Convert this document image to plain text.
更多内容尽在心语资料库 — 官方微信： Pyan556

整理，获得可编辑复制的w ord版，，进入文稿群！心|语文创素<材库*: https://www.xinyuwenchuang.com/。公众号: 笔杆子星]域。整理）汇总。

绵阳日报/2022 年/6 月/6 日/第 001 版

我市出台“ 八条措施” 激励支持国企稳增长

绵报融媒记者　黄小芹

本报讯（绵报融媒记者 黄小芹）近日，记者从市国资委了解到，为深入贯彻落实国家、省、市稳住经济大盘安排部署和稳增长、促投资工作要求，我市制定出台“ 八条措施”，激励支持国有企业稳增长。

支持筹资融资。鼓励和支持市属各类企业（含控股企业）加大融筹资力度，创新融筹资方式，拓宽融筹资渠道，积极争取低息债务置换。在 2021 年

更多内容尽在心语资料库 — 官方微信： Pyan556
---
• _Required work_
Return all of the above records exactly, leaving no line out.

• _Worked solution_
Convert this document image to plain text.
更多内容尽在心语资料库 — 官方微信： Pyan556

整理，获得可编辑复制的w ord版，，进入文稿群！心|语文创素<材库*: https://www.xinyuwenchuang.com/。公众号: 笔杆子星]域。整理）汇总。

绵阳日报/2022 年/6 月/6 日/第 001 版

我市出台“ 八条措施” 激励支持国企稳增长

绵报融媒记者　黄小芹

本报讯（绵报融媒记者 黄小芹）近日，记者从市国资委了解到，为深入贯彻落实国家、省、市稳住经济大盘安排部署和稳增长、促投资工作要求，我市制定出台“ 八条措施”，激励支持国有企业稳增长。

支持筹资融资。鼓励和支持市属各类企业（含控股企业）加大融筹资力度，创新融筹资方式，拓宽融筹资渠道，积极争取低息债务置换。在 2021 年

更多内容尽在心语资料库 — 官方微信： Pyan556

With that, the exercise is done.